§ Records shown:
(begin)

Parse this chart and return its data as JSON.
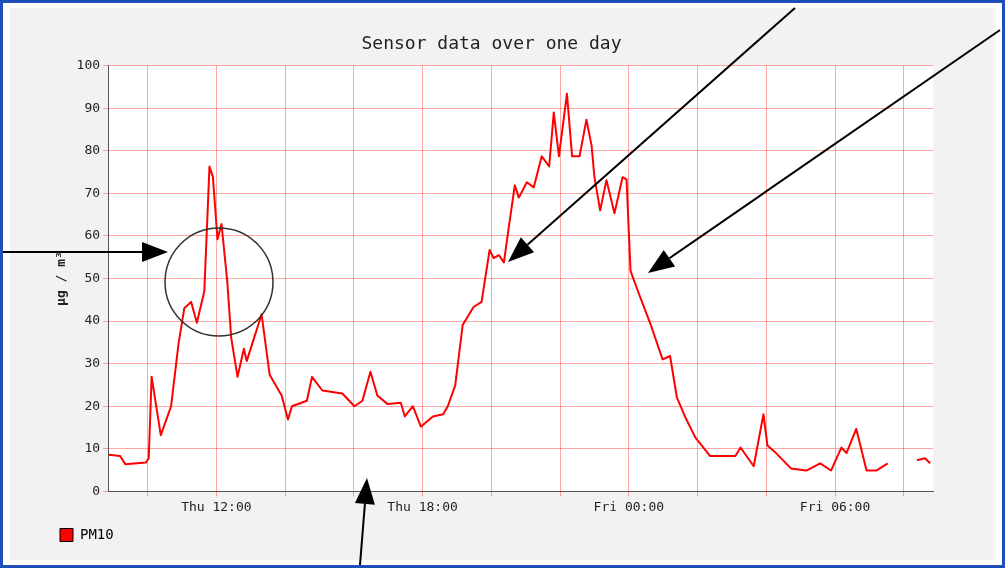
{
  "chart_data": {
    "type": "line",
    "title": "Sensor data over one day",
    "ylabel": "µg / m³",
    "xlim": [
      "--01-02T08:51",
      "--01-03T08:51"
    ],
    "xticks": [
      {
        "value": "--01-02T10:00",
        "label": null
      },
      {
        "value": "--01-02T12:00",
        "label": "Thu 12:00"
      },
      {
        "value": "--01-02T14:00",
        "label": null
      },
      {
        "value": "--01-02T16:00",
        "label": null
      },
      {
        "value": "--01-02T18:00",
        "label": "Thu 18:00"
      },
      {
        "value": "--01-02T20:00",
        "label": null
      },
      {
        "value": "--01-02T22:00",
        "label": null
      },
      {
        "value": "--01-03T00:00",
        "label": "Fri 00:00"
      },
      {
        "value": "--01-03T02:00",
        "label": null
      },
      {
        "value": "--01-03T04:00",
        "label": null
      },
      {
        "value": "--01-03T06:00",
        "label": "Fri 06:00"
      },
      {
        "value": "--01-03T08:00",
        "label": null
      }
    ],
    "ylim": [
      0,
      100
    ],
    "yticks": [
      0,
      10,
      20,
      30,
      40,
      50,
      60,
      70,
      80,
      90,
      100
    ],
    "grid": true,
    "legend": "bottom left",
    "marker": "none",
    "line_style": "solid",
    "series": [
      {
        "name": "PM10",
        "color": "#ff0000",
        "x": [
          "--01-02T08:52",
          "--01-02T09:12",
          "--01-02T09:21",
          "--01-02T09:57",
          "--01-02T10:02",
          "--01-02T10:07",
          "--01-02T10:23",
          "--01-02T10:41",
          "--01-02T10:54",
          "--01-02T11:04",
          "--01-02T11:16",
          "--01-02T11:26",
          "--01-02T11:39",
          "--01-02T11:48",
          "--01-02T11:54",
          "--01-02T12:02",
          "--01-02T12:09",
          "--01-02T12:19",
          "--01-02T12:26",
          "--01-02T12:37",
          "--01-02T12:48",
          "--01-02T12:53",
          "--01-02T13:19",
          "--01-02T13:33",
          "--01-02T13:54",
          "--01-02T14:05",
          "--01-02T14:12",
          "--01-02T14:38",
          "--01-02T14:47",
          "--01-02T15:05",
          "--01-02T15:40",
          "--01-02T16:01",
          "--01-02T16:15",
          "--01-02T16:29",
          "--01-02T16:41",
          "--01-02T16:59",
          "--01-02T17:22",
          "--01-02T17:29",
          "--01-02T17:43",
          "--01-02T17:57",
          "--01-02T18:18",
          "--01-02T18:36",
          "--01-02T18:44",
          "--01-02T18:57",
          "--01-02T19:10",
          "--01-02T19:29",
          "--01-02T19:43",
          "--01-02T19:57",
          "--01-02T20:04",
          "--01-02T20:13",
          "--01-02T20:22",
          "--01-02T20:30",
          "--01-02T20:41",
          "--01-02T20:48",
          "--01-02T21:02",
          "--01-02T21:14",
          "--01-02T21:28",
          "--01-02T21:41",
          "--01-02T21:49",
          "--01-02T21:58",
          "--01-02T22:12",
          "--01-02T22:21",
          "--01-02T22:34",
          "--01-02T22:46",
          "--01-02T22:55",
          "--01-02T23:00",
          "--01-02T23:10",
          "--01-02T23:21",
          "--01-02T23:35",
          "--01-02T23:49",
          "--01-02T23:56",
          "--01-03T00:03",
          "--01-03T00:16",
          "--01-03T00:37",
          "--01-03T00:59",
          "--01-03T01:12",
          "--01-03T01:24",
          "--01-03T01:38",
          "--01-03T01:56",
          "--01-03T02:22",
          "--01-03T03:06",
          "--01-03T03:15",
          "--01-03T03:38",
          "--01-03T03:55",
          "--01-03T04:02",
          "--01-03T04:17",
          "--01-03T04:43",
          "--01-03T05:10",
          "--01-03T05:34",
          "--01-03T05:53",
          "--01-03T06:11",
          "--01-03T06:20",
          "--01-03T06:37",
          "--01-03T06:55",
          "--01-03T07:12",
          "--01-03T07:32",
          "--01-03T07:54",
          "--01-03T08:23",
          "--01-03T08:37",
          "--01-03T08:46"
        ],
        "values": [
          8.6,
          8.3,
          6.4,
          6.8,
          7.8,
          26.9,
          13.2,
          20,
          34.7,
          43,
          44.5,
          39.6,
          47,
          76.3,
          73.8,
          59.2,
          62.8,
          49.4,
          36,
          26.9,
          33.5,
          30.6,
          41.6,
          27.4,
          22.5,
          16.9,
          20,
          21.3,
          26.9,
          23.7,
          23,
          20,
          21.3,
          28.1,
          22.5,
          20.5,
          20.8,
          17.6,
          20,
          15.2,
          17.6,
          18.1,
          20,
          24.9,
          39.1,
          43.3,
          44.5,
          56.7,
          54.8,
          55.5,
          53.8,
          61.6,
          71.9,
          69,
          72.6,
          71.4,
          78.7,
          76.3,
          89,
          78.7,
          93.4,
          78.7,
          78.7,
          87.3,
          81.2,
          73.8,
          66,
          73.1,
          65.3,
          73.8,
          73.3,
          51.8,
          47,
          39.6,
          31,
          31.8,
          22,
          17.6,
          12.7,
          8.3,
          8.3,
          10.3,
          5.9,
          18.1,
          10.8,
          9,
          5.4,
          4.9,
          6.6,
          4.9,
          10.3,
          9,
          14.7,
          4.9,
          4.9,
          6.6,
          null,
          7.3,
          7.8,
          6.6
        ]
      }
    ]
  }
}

(end)

§ Your goal: Without the pictures, return all the records precisely as they stand.

§ Right answer:
Parse this chart and return its data as JSON.
{
  "chart_data": {
    "type": "line",
    "title": "Sensor data over one day",
    "ylabel": "µg / m³",
    "xlim": [
      "--01-02T08:51",
      "--01-03T08:51"
    ],
    "xticks": [
      {
        "value": "--01-02T10:00",
        "label": null
      },
      {
        "value": "--01-02T12:00",
        "label": "Thu 12:00"
      },
      {
        "value": "--01-02T14:00",
        "label": null
      },
      {
        "value": "--01-02T16:00",
        "label": null
      },
      {
        "value": "--01-02T18:00",
        "label": "Thu 18:00"
      },
      {
        "value": "--01-02T20:00",
        "label": null
      },
      {
        "value": "--01-02T22:00",
        "label": null
      },
      {
        "value": "--01-03T00:00",
        "label": "Fri 00:00"
      },
      {
        "value": "--01-03T02:00",
        "label": null
      },
      {
        "value": "--01-03T04:00",
        "label": null
      },
      {
        "value": "--01-03T06:00",
        "label": "Fri 06:00"
      },
      {
        "value": "--01-03T08:00",
        "label": null
      }
    ],
    "ylim": [
      0,
      100
    ],
    "yticks": [
      0,
      10,
      20,
      30,
      40,
      50,
      60,
      70,
      80,
      90,
      100
    ],
    "grid": true,
    "legend": "bottom left",
    "marker": "none",
    "line_style": "solid",
    "series": [
      {
        "name": "PM10",
        "color": "#ff0000",
        "x": [
          "--01-02T08:52",
          "--01-02T09:12",
          "--01-02T09:21",
          "--01-02T09:57",
          "--01-02T10:02",
          "--01-02T10:07",
          "--01-02T10:23",
          "--01-02T10:41",
          "--01-02T10:54",
          "--01-02T11:04",
          "--01-02T11:16",
          "--01-02T11:26",
          "--01-02T11:39",
          "--01-02T11:48",
          "--01-02T11:54",
          "--01-02T12:02",
          "--01-02T12:09",
          "--01-02T12:19",
          "--01-02T12:26",
          "--01-02T12:37",
          "--01-02T12:48",
          "--01-02T12:53",
          "--01-02T13:19",
          "--01-02T13:33",
          "--01-02T13:54",
          "--01-02T14:05",
          "--01-02T14:12",
          "--01-02T14:38",
          "--01-02T14:47",
          "--01-02T15:05",
          "--01-02T15:40",
          "--01-02T16:01",
          "--01-02T16:15",
          "--01-02T16:29",
          "--01-02T16:41",
          "--01-02T16:59",
          "--01-02T17:22",
          "--01-02T17:29",
          "--01-02T17:43",
          "--01-02T17:57",
          "--01-02T18:18",
          "--01-02T18:36",
          "--01-02T18:44",
          "--01-02T18:57",
          "--01-02T19:10",
          "--01-02T19:29",
          "--01-02T19:43",
          "--01-02T19:57",
          "--01-02T20:04",
          "--01-02T20:13",
          "--01-02T20:22",
          "--01-02T20:30",
          "--01-02T20:41",
          "--01-02T20:48",
          "--01-02T21:02",
          "--01-02T21:14",
          "--01-02T21:28",
          "--01-02T21:41",
          "--01-02T21:49",
          "--01-02T21:58",
          "--01-02T22:12",
          "--01-02T22:21",
          "--01-02T22:34",
          "--01-02T22:46",
          "--01-02T22:55",
          "--01-02T23:00",
          "--01-02T23:10",
          "--01-02T23:21",
          "--01-02T23:35",
          "--01-02T23:49",
          "--01-02T23:56",
          "--01-03T00:03",
          "--01-03T00:16",
          "--01-03T00:37",
          "--01-03T00:59",
          "--01-03T01:12",
          "--01-03T01:24",
          "--01-03T01:38",
          "--01-03T01:56",
          "--01-03T02:22",
          "--01-03T03:06",
          "--01-03T03:15",
          "--01-03T03:38",
          "--01-03T03:55",
          "--01-03T04:02",
          "--01-03T04:17",
          "--01-03T04:43",
          "--01-03T05:10",
          "--01-03T05:34",
          "--01-03T05:53",
          "--01-03T06:11",
          "--01-03T06:20",
          "--01-03T06:37",
          "--01-03T06:55",
          "--01-03T07:12",
          "--01-03T07:32",
          "--01-03T07:54",
          "--01-03T08:23",
          "--01-03T08:37",
          "--01-03T08:46"
        ],
        "values": [
          8.6,
          8.3,
          6.4,
          6.8,
          7.8,
          26.9,
          13.2,
          20,
          34.7,
          43,
          44.5,
          39.6,
          47,
          76.3,
          73.8,
          59.2,
          62.8,
          49.4,
          36,
          26.9,
          33.5,
          30.6,
          41.6,
          27.4,
          22.5,
          16.9,
          20,
          21.3,
          26.9,
          23.7,
          23,
          20,
          21.3,
          28.1,
          22.5,
          20.5,
          20.8,
          17.6,
          20,
          15.2,
          17.6,
          18.1,
          20,
          24.9,
          39.1,
          43.3,
          44.5,
          56.7,
          54.8,
          55.5,
          53.8,
          61.6,
          71.9,
          69,
          72.6,
          71.4,
          78.7,
          76.3,
          89,
          78.7,
          93.4,
          78.7,
          78.7,
          87.3,
          81.2,
          73.8,
          66,
          73.1,
          65.3,
          73.8,
          73.3,
          51.8,
          47,
          39.6,
          31,
          31.8,
          22,
          17.6,
          12.7,
          8.3,
          8.3,
          10.3,
          5.9,
          18.1,
          10.8,
          9,
          5.4,
          4.9,
          6.6,
          4.9,
          10.3,
          9,
          14.7,
          4.9,
          4.9,
          6.6,
          null,
          7.3,
          7.8,
          6.6
        ]
      }
    ]
  }
}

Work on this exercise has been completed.